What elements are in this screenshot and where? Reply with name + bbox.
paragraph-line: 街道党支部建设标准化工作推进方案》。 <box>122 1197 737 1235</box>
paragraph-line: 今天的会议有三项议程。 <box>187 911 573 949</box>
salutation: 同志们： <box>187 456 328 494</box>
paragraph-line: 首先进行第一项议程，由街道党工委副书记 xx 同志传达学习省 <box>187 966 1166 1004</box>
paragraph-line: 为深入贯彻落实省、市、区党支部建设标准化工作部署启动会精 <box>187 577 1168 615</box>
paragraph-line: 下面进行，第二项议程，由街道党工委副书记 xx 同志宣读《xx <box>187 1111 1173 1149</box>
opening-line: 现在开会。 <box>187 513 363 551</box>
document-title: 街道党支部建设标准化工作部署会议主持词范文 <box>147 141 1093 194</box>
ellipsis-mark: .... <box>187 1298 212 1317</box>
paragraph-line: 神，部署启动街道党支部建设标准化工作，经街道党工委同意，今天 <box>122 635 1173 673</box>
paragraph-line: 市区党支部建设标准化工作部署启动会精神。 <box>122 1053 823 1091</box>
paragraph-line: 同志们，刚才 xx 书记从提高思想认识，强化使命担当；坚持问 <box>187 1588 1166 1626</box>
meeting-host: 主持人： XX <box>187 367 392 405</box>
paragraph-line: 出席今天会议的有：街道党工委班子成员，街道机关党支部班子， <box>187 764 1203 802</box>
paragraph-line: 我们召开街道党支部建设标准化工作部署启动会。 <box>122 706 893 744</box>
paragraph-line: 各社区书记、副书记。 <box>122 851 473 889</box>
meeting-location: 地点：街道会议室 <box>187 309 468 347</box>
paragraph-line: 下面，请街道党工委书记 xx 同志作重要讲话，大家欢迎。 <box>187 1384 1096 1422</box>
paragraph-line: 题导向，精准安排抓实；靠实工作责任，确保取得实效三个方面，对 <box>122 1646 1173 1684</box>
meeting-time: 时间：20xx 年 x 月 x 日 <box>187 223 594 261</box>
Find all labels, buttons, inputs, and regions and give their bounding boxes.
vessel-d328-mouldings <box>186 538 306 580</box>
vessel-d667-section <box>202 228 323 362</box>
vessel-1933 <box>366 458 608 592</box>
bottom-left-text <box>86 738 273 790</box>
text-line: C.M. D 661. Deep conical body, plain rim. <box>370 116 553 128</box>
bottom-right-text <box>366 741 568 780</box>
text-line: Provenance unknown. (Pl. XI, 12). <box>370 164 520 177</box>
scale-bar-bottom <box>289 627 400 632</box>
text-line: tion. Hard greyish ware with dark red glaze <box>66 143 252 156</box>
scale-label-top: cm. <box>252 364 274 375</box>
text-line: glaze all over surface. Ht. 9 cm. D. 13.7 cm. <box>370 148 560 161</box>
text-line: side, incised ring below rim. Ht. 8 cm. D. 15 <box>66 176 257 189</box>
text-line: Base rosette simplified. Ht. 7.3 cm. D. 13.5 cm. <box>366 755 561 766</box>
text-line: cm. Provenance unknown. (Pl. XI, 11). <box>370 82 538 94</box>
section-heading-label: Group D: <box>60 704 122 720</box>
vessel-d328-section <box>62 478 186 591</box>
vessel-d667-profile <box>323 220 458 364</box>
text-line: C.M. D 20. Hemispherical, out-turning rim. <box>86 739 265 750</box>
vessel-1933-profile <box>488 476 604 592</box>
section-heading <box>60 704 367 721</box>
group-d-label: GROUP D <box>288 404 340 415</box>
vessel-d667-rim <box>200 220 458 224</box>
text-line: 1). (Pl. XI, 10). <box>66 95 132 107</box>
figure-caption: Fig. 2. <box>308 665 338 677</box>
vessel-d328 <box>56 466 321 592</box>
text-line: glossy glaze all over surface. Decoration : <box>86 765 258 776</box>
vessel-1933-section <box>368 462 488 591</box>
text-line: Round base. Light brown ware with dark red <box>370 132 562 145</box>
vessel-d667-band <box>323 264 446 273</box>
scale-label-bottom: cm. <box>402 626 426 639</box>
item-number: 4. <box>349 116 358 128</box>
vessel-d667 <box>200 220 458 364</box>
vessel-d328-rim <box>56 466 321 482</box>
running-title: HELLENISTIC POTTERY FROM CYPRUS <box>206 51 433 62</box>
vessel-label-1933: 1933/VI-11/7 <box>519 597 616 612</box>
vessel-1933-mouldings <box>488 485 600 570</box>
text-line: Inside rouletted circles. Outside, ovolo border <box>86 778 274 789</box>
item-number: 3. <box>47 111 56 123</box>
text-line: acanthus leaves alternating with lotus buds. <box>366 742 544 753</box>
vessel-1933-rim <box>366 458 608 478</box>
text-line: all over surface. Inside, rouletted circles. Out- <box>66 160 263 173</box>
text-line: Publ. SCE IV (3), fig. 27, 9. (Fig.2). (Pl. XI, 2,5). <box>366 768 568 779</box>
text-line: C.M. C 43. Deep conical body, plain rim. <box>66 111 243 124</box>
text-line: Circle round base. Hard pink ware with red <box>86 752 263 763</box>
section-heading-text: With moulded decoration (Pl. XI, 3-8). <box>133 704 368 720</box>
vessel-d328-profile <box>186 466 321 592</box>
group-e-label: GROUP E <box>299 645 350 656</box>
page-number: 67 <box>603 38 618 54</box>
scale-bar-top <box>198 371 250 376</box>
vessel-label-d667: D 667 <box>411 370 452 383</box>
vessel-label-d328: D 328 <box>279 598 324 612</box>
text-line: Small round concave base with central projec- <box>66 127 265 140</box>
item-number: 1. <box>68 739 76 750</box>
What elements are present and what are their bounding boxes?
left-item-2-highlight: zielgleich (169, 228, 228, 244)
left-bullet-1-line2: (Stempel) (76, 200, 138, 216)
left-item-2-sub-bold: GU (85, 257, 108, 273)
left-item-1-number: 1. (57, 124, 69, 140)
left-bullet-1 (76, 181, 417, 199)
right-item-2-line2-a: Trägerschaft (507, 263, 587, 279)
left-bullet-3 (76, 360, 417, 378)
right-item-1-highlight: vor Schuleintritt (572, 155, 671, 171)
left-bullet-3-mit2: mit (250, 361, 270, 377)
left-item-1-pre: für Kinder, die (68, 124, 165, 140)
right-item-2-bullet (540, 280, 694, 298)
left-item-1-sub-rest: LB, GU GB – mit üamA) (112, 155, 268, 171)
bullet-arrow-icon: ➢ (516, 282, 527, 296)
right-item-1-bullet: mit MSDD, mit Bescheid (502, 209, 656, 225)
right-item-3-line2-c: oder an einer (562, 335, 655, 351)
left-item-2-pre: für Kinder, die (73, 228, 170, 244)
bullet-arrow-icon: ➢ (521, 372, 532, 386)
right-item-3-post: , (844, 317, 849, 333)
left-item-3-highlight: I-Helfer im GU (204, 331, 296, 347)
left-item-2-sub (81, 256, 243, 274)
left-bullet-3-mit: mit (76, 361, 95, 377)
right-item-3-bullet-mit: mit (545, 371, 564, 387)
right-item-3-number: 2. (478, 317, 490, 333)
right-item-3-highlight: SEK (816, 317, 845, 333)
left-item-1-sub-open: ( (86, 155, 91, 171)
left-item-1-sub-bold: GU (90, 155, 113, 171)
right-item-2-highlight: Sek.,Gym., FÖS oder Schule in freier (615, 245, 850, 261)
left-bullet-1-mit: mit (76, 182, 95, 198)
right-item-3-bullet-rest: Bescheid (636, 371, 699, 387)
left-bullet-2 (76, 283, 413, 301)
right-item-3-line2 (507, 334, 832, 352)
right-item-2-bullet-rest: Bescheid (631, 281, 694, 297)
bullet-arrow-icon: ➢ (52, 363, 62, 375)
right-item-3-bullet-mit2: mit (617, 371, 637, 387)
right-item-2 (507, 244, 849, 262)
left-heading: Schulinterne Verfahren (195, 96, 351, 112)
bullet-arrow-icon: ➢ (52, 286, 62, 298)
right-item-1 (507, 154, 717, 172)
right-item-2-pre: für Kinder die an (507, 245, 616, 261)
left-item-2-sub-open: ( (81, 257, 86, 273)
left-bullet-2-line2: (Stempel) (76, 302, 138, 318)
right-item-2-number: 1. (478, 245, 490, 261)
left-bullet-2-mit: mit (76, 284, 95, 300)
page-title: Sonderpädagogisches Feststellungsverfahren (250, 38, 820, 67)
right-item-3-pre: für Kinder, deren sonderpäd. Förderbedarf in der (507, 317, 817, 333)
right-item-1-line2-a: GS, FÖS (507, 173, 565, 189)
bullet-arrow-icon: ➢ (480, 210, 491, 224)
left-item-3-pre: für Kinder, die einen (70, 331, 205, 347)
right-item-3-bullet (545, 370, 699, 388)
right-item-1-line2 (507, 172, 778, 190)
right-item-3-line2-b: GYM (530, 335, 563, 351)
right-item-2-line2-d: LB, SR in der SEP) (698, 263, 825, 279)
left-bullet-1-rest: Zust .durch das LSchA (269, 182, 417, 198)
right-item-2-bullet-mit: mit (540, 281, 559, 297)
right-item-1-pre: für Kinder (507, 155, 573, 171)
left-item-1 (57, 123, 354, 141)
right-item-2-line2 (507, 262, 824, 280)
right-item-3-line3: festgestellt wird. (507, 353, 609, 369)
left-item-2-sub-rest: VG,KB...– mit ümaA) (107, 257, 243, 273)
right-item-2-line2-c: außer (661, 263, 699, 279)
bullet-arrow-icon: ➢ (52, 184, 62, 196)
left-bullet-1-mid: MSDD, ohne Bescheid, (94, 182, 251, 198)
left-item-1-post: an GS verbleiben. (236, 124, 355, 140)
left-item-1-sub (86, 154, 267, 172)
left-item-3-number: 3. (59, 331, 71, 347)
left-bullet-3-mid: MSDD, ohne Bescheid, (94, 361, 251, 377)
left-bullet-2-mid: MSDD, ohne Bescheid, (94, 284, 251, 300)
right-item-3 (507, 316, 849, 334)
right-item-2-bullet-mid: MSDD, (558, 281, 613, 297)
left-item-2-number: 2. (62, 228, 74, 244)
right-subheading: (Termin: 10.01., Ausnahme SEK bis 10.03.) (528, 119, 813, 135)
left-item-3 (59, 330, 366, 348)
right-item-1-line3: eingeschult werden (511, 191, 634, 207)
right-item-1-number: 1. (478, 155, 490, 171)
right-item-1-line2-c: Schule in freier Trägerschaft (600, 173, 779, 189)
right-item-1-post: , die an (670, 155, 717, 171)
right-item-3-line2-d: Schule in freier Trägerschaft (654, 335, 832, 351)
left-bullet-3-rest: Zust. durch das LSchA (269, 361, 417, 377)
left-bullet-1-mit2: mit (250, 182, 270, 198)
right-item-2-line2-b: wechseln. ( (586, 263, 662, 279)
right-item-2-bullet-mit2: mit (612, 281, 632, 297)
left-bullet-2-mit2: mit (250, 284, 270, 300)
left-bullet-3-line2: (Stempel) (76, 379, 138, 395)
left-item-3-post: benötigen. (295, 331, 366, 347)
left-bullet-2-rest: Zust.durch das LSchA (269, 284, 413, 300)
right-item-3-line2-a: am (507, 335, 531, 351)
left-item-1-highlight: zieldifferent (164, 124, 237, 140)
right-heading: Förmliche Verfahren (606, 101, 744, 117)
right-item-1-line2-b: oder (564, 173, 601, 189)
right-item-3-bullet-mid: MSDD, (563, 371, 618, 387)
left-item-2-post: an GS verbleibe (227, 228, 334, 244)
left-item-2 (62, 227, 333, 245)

Directions:
Rewrite the stretch from the start of the entries through the line containing "paragraph-line: 下面，请街道党工委书记 xx", swapping "街道会议室" for "社区会议室" and leaving everything else unchanged. Give only those lines.

Task response:
What elements are in this screenshot and where? Reply with name + bbox.
paragraph-line: 街道党支部建设标准化工作推进方案》。 <box>122 1197 737 1235</box>
paragraph-line: 今天的会议有三项议程。 <box>187 911 573 949</box>
salutation: 同志们： <box>187 456 328 494</box>
paragraph-line: 首先进行第一项议程，由街道党工委副书记 xx 同志传达学习省 <box>187 966 1166 1004</box>
paragraph-line: 为深入贯彻落实省、市、区党支部建设标准化工作部署启动会精 <box>187 577 1168 615</box>
paragraph-line: 下面进行，第二项议程，由街道党工委副书记 xx 同志宣读《xx <box>187 1111 1173 1149</box>
opening-line: 现在开会。 <box>187 513 363 551</box>
document-title: 街道党支部建设标准化工作部署会议主持词范文 <box>147 141 1093 194</box>
ellipsis-mark: .... <box>187 1298 212 1317</box>
paragraph-line: 神，部署启动街道党支部建设标准化工作，经街道党工委同意，今天 <box>122 635 1173 673</box>
paragraph-line: 市区党支部建设标准化工作部署启动会精神。 <box>122 1053 823 1091</box>
paragraph-line: 同志们，刚才 xx 书记从提高思想认识，强化使命担当；坚持问 <box>187 1588 1166 1626</box>
meeting-host: 主持人： XX <box>187 367 392 405</box>
paragraph-line: 出席今天会议的有：街道党工委班子成员，街道机关党支部班子， <box>187 764 1203 802</box>
paragraph-line: 我们召开街道党支部建设标准化工作部署启动会。 <box>122 706 893 744</box>
paragraph-line: 各社区书记、副书记。 <box>122 851 473 889</box>
meeting-location: 地点：社区会议室 <box>187 309 468 347</box>
paragraph-line: 下面，请街道党工委书记 xx 同志作重要讲话，大家欢迎。 <box>187 1384 1096 1422</box>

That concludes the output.